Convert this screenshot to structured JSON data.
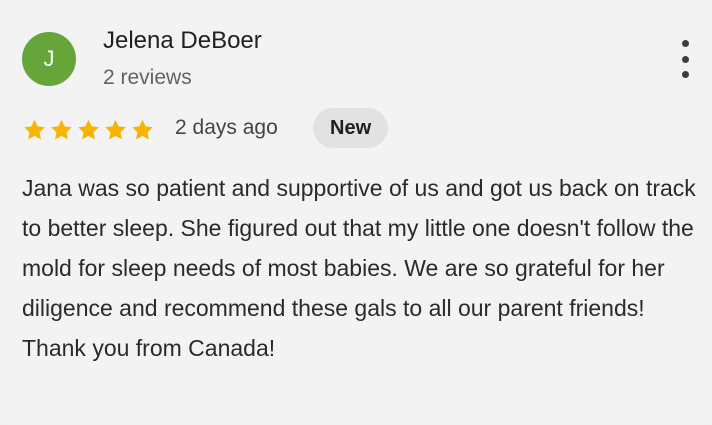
{
  "review": {
    "avatar_letter": "J",
    "avatar_color": "#66a53a",
    "reviewer_name": "Jelena DeBoer",
    "review_count": "2 reviews",
    "rating": 5,
    "rating_max": 5,
    "star_color": "#f6b400",
    "date": "2 days ago",
    "badge": "New",
    "text": "Jana was so patient and supportive of us and got us back on track to better sleep. She figured out that my little one doesn't follow the mold for sleep needs of most babies. We are so grateful for her diligence and recommend these gals to all our parent friends! Thank you from Canada!",
    "more_icon": "more-vert-icon"
  }
}
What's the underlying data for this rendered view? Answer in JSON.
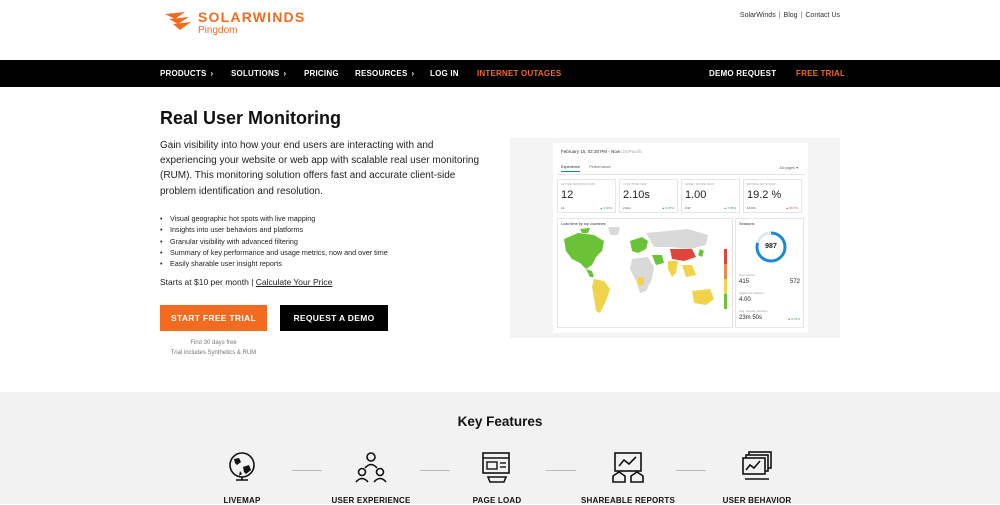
{
  "header": {
    "logo_main": "SOLARWINDS",
    "logo_sub": "Pingdom",
    "util_links": [
      "SolarWinds",
      "Blog",
      "Contact Us"
    ],
    "util_sep": "|"
  },
  "nav": {
    "products": "PRODUCTS",
    "solutions": "SOLUTIONS",
    "pricing": "PRICING",
    "resources": "RESOURCES",
    "login": "LOG IN",
    "outages": "INTERNET OUTAGES",
    "demo_request": "DEMO REQUEST",
    "free_trial": "FREE TRIAL",
    "chevron": "›"
  },
  "hero": {
    "title": "Real User Monitoring",
    "description": "Gain visibility into how your end users are interacting with and experiencing your website or web app with scalable real user monitoring (RUM). This monitoring solution offers fast and accurate client-side problem identification and resolution.",
    "bullets": [
      "Visual geographic hot spots with live mapping",
      "Insights into user behaviors and platforms",
      "Granular visibility with advanced filtering",
      "Summary of key performance and usage metrics, now and over time",
      "Easily sharable user insight reports"
    ],
    "pricing_text": "Starts at $10 per month | ",
    "pricing_link": "Calculate Your Price",
    "start_trial": "START FREE TRIAL",
    "request_demo": "REQUEST A DEMO",
    "trial_note_1": "First 30 days free",
    "trial_note_2": "Trial includes Synthetics & RUM"
  },
  "dashboard": {
    "date": "February 15, 02:30 PM - Now",
    "timezone": "US/Pacific",
    "tab_experience": "Experience",
    "tab_performance": "Performance",
    "pages": "All pages ▾",
    "metrics": [
      {
        "label": "ACTIVE SESSIONS NOW",
        "value": "12",
        "prev": "12",
        "change": "▲ 0.00%",
        "negative": false
      },
      {
        "label": "LOAD TIME NOW",
        "value": "2.10s",
        "prev": "2.02s",
        "change": "▲ 0.07%",
        "negative": false
      },
      {
        "label": "APDEX SCORE NOW",
        "value": "1.00",
        "prev": "0.97",
        "change": "▲ 7.05%",
        "negative": false
      },
      {
        "label": "BOUNCE RATE NOW",
        "value": "19.2 %",
        "prev": "16.6%",
        "change": "▲ 80.7%",
        "negative": true
      }
    ],
    "map_title": "Load time by top countries",
    "sessions_title": "Sessions",
    "sessions_total": "987",
    "sessions_rows": [
      {
        "label": "New visitors",
        "value": "415",
        "value2": "572"
      },
      {
        "label": "Pages per session",
        "value": "4.00"
      },
      {
        "label": "Avg. session duration",
        "value": "23m 50s",
        "change": "▲ 0.07%"
      }
    ],
    "colors": {
      "good": "#6ac237",
      "ok": "#f0d348",
      "slow": "#ef8a4a",
      "bad": "#e0453a",
      "none": "#d9d9d9",
      "ring": "#1e88d0"
    }
  },
  "features": {
    "title": "Key Features",
    "items": [
      {
        "label": "LIVEMAP",
        "icon": "globe-icon"
      },
      {
        "label": "USER EXPERIENCE",
        "icon": "users-icon"
      },
      {
        "label": "PAGE LOAD",
        "icon": "page-load-icon"
      },
      {
        "label": "SHAREABLE REPORTS",
        "icon": "report-icon"
      },
      {
        "label": "USER BEHAVIOR",
        "icon": "behavior-icon"
      }
    ]
  },
  "colors": {
    "brand_orange": "#f36b21",
    "nav_bg": "#000000",
    "features_bg": "#f2f2f2"
  }
}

Short problem >> Omit every picture, then reproduce the rest of the listing exactly.

Response >>
Convert this screenshot to structured JSON data.
{
  "review": {
    "avatar_letter": "J",
    "avatar_color": "#66a53a",
    "reviewer_name": "Jelena DeBoer",
    "review_count": "2 reviews",
    "rating": 5,
    "rating_max": 5,
    "star_color": "#f6b400",
    "date": "2 days ago",
    "badge": "New",
    "text": "Jana was so patient and supportive of us and got us back on track to better sleep. She figured out that my little one doesn't follow the mold for sleep needs of most babies. We are so grateful for her diligence and recommend these gals to all our parent friends! Thank you from Canada!",
    "more_icon": "more-vert-icon"
  }
}
What's the underlying data for this rendered view? Answer in JSON.
{
  "header": {
    "logo_main": "SOLARWINDS",
    "logo_sub": "Pingdom",
    "util_links": [
      "SolarWinds",
      "Blog",
      "Contact Us"
    ],
    "util_sep": "|"
  },
  "nav": {
    "products": "PRODUCTS",
    "solutions": "SOLUTIONS",
    "pricing": "PRICING",
    "resources": "RESOURCES",
    "login": "LOG IN",
    "outages": "INTERNET OUTAGES",
    "demo_request": "DEMO REQUEST",
    "free_trial": "FREE TRIAL",
    "chevron": "›"
  },
  "hero": {
    "title": "Real User Monitoring",
    "description": "Gain visibility into how your end users are interacting with and experiencing your website or web app with scalable real user monitoring (RUM). This monitoring solution offers fast and accurate client-side problem identification and resolution.",
    "bullets": [
      "Visual geographic hot spots with live mapping",
      "Insights into user behaviors and platforms",
      "Granular visibility with advanced filtering",
      "Summary of key performance and usage metrics, now and over time",
      "Easily sharable user insight reports"
    ],
    "pricing_text": "Starts at $10 per month | ",
    "pricing_link": "Calculate Your Price",
    "start_trial": "START FREE TRIAL",
    "request_demo": "REQUEST A DEMO",
    "trial_note_1": "First 30 days free",
    "trial_note_2": "Trial includes Synthetics & RUM"
  },
  "dashboard": {
    "date": "February 15, 02:30 PM - Now",
    "timezone": "US/Pacific",
    "tab_experience": "Experience",
    "tab_performance": "Performance",
    "pages": "All pages ▾",
    "metrics": [
      {
        "label": "ACTIVE SESSIONS NOW",
        "value": "12",
        "prev": "12",
        "change": "▲ 0.00%",
        "negative": false
      },
      {
        "label": "LOAD TIME NOW",
        "value": "2.10s",
        "prev": "2.02s",
        "change": "▲ 0.07%",
        "negative": false
      },
      {
        "label": "APDEX SCORE NOW",
        "value": "1.00",
        "prev": "0.97",
        "change": "▲ 7.05%",
        "negative": false
      },
      {
        "label": "BOUNCE RATE NOW",
        "value": "19.2 %",
        "prev": "16.6%",
        "change": "▲ 80.7%",
        "negative": true
      }
    ],
    "map_title": "Load time by top countries",
    "sessions_title": "Sessions",
    "sessions_total": "987",
    "sessions_rows": [
      {
        "label": "New visitors",
        "value": "415",
        "value2": "572"
      },
      {
        "label": "Pages per session",
        "value": "4.00"
      },
      {
        "label": "Avg. session duration",
        "value": "23m 50s",
        "change": "▲ 0.07%"
      }
    ],
    "colors": {
      "good": "#6ac237",
      "ok": "#f0d348",
      "slow": "#ef8a4a",
      "bad": "#e0453a",
      "none": "#d9d9d9",
      "ring": "#1e88d0"
    }
  },
  "features": {
    "title": "Key Features",
    "items": [
      {
        "label": "LIVEMAP",
        "icon": "globe-icon"
      },
      {
        "label": "USER EXPERIENCE",
        "icon": "users-icon"
      },
      {
        "label": "PAGE LOAD",
        "icon": "page-load-icon"
      },
      {
        "label": "SHAREABLE REPORTS",
        "icon": "report-icon"
      },
      {
        "label": "USER BEHAVIOR",
        "icon": "behavior-icon"
      }
    ]
  },
  "colors": {
    "brand_orange": "#f36b21",
    "nav_bg": "#000000",
    "features_bg": "#f2f2f2"
  }
}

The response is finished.